AIM OF THE TASK:
Go through the records and show each line where the word "balení" occurs.

begin

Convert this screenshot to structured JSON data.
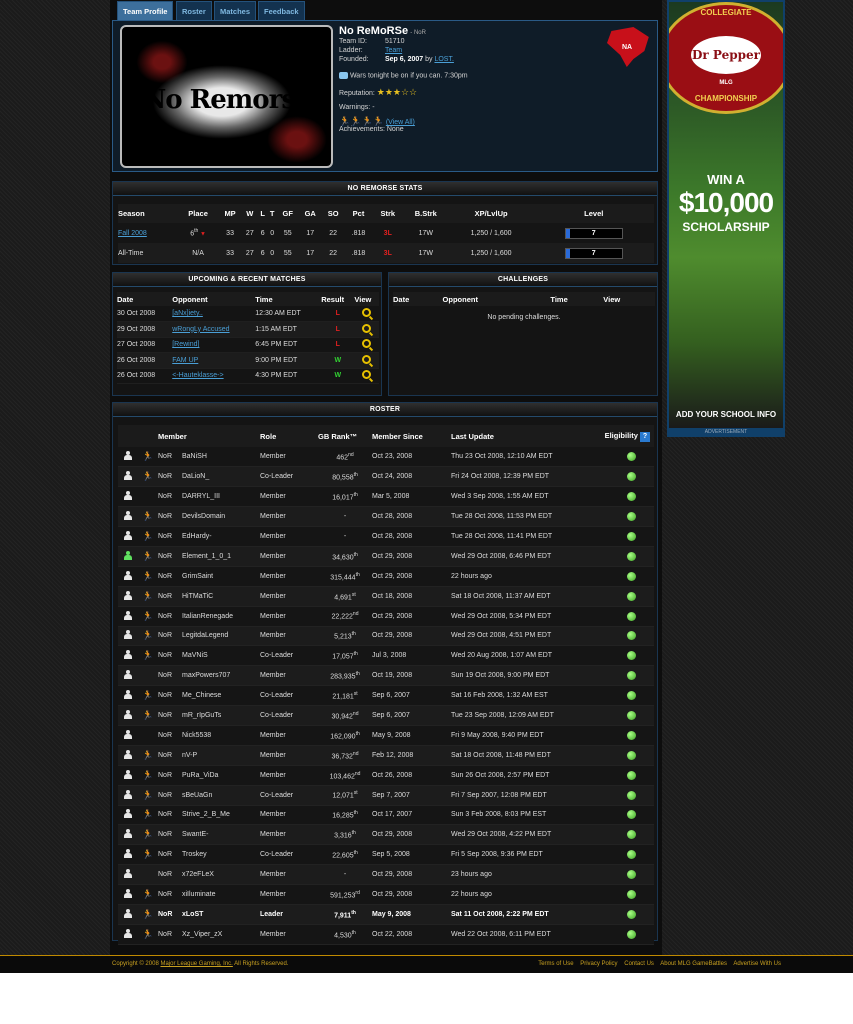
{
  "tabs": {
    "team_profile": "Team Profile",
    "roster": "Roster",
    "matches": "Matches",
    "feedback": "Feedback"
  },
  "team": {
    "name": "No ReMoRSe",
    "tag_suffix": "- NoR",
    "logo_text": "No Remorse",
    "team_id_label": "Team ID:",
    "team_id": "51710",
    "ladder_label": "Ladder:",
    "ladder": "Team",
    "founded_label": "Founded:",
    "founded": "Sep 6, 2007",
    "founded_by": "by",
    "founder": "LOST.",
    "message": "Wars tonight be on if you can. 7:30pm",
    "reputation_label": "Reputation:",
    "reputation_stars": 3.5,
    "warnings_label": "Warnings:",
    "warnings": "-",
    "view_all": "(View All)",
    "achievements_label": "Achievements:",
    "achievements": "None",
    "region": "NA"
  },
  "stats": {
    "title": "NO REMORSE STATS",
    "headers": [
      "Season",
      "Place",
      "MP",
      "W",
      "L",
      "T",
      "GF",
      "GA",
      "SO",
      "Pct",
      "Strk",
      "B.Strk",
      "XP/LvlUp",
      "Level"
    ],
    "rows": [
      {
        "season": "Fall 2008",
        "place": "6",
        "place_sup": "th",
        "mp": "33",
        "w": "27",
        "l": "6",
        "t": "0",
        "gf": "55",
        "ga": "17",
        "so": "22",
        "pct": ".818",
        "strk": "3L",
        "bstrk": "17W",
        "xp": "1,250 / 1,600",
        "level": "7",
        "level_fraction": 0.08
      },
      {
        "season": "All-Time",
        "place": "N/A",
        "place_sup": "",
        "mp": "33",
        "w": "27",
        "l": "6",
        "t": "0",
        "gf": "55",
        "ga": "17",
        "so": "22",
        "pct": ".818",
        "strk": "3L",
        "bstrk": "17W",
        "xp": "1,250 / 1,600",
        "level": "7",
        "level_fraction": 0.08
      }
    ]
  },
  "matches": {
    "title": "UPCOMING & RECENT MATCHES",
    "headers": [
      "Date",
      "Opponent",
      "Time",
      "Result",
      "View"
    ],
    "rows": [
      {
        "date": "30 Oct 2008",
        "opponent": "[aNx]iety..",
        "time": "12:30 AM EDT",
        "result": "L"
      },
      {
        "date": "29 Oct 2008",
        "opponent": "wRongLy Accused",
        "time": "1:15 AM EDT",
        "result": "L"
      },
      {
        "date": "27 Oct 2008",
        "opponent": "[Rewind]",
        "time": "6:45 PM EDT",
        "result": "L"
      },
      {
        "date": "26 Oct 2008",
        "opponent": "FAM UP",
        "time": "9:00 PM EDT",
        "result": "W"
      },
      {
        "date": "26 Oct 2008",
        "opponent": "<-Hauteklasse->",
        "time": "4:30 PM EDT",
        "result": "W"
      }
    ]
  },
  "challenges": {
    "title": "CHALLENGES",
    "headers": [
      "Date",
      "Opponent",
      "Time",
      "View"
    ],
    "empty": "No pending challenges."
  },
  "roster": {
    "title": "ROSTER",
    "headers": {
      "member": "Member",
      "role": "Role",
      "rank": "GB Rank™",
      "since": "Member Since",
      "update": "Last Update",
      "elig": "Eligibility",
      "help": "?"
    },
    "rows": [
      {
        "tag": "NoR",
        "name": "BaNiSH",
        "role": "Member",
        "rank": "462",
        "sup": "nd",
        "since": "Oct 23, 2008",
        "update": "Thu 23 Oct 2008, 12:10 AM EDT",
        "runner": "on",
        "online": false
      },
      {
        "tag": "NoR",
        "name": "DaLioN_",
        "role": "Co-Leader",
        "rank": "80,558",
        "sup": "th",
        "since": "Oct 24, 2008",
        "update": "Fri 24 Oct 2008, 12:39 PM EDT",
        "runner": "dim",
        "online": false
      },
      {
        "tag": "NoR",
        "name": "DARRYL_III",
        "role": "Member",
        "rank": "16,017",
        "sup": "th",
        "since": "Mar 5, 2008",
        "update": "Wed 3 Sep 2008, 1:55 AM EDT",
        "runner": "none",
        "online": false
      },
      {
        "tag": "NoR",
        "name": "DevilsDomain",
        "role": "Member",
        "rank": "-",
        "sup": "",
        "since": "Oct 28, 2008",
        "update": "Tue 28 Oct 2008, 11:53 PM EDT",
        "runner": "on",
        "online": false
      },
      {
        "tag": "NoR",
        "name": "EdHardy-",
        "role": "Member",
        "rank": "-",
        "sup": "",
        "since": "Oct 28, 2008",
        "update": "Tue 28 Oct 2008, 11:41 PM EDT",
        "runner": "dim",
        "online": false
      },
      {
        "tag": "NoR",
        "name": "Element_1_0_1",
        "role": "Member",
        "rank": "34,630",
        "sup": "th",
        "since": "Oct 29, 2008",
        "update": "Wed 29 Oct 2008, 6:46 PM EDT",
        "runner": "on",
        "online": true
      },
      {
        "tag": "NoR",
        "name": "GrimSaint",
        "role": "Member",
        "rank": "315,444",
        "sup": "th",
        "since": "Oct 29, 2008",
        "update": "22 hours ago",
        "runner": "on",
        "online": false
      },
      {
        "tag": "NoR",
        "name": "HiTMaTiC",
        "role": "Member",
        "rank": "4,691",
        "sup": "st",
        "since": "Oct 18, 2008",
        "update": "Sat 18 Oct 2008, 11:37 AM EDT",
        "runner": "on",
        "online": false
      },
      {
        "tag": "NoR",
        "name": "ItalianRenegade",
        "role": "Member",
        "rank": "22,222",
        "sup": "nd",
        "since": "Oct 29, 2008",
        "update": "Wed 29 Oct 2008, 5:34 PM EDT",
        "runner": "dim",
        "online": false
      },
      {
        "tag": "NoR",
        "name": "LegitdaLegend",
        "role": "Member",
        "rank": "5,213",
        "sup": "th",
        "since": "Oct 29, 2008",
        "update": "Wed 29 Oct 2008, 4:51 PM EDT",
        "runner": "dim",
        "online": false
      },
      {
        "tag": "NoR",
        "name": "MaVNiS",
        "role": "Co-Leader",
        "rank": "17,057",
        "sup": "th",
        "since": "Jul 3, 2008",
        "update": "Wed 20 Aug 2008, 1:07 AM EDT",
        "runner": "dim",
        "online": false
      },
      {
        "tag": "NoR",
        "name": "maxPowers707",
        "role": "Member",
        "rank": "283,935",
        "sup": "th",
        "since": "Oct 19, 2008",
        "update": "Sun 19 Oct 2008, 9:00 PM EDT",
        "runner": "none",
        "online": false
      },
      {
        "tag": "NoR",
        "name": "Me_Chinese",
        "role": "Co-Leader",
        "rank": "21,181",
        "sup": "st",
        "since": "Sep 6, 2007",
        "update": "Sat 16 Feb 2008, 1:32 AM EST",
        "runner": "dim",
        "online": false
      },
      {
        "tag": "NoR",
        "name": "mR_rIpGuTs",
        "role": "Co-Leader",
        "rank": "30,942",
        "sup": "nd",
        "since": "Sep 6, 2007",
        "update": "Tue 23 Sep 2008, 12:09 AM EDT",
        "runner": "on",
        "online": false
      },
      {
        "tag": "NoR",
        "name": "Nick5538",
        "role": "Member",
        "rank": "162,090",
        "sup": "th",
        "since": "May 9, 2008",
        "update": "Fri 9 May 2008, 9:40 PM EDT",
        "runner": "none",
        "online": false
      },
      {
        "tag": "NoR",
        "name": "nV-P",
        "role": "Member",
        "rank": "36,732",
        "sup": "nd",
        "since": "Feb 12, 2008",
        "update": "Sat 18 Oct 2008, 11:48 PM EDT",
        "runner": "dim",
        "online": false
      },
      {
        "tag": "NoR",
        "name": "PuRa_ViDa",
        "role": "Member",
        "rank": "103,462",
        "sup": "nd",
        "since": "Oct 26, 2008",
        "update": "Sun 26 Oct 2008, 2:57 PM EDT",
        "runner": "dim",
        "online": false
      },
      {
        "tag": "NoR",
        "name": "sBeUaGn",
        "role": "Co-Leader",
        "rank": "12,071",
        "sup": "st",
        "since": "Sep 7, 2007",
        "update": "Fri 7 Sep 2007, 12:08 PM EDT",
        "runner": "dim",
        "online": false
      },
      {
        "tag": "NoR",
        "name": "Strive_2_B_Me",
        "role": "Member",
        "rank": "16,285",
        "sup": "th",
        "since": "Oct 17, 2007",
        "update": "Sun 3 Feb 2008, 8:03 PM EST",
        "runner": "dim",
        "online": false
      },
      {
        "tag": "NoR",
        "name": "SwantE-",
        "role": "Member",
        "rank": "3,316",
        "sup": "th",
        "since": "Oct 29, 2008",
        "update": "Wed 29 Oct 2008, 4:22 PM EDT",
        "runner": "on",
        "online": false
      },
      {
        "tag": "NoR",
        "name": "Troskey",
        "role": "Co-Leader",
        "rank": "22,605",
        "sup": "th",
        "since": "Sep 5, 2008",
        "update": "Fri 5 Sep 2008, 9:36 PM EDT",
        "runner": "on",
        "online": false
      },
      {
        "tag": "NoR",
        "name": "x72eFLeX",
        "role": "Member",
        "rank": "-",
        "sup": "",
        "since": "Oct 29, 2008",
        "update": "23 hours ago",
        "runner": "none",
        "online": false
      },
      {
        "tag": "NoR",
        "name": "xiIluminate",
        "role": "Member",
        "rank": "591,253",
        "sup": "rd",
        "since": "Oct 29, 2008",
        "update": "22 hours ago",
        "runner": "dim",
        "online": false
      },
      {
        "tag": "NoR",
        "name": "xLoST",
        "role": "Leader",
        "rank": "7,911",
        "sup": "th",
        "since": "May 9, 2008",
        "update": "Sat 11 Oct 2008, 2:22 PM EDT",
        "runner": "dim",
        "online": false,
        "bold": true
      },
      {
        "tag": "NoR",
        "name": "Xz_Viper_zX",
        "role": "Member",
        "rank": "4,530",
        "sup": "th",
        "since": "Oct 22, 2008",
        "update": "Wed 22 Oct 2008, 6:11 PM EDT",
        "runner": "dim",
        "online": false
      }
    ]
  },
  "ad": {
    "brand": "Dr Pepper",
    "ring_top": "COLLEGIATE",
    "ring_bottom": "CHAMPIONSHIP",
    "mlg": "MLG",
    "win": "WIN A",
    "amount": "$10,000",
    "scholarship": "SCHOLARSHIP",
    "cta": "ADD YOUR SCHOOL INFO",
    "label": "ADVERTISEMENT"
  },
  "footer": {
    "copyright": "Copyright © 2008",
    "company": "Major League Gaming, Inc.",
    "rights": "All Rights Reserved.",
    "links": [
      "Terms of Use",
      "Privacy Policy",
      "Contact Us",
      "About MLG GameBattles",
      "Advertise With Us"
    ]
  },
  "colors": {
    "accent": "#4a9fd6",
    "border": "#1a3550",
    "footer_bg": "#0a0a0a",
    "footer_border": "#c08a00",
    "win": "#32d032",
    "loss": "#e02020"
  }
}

end
begin

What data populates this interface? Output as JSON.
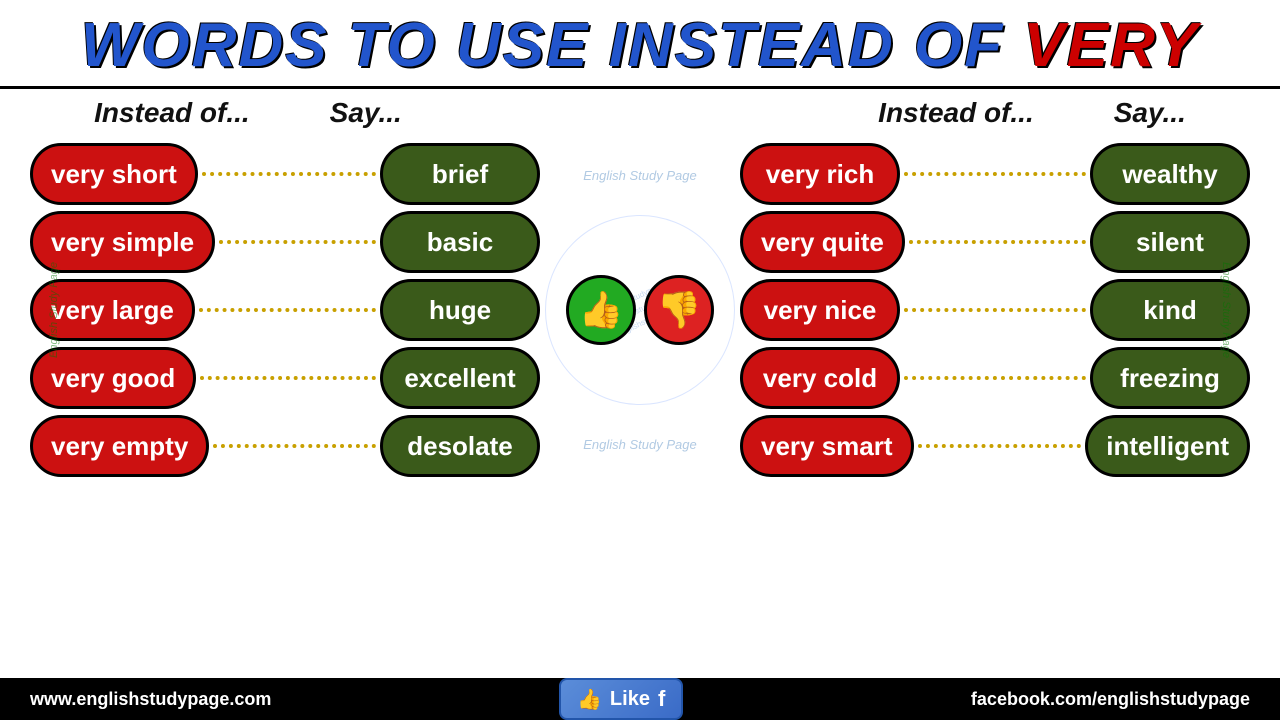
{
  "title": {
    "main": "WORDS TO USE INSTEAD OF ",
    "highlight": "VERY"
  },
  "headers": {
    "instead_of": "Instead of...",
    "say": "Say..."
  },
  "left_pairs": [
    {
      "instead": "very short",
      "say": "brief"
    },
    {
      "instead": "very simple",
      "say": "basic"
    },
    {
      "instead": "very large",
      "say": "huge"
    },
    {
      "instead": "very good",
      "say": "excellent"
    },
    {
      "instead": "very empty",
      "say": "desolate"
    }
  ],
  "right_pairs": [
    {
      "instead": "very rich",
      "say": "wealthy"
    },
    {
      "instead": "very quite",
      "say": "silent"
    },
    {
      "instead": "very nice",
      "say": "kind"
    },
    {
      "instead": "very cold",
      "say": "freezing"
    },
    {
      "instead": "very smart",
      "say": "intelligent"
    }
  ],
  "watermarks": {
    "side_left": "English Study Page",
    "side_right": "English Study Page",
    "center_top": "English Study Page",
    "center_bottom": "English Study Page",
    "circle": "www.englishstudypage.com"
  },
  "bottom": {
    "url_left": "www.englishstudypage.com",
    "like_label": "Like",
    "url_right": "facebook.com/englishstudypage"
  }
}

end
begin

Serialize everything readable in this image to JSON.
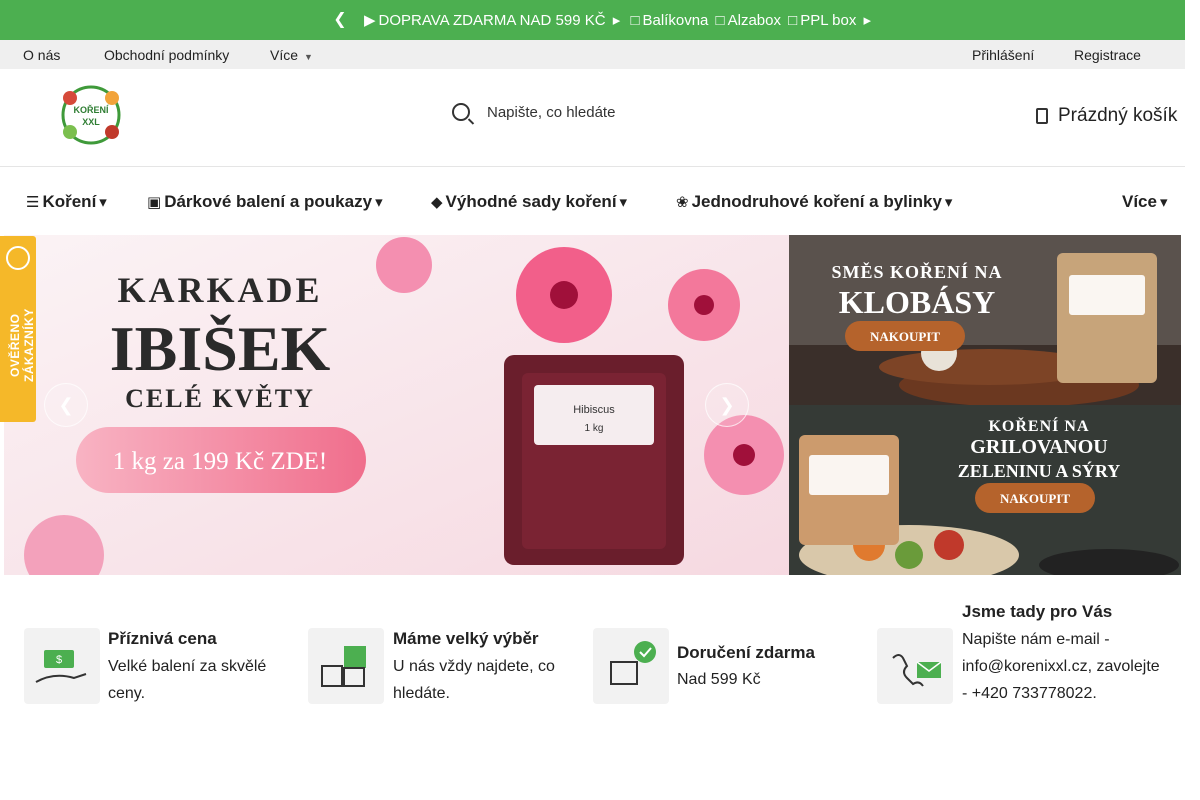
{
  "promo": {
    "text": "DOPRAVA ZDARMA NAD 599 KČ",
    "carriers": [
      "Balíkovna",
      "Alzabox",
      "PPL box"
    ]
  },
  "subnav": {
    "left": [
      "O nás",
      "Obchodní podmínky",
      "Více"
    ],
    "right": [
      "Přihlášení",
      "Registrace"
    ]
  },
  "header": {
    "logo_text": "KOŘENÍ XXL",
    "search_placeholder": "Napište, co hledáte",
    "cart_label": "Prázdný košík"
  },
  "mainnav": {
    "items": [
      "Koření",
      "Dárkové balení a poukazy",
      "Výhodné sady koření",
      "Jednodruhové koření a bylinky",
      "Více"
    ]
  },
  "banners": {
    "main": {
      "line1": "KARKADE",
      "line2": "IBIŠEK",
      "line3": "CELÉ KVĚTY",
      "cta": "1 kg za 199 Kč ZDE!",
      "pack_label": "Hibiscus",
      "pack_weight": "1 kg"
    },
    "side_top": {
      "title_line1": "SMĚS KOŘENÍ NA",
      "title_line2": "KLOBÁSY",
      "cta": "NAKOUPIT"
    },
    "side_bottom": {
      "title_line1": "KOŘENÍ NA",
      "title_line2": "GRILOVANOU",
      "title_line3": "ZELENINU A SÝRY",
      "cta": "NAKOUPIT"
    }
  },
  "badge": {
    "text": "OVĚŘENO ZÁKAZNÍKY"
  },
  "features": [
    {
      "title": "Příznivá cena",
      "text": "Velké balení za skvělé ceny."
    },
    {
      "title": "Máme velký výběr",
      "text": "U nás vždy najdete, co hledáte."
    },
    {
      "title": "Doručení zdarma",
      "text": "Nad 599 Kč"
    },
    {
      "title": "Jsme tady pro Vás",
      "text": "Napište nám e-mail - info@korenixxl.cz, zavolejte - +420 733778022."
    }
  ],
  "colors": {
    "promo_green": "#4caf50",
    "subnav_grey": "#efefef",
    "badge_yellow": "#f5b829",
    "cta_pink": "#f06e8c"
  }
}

end

TASK ANSWER:
      "Dárkové balení a poukazy",
      "text": "Velké balení za skvělé ceny."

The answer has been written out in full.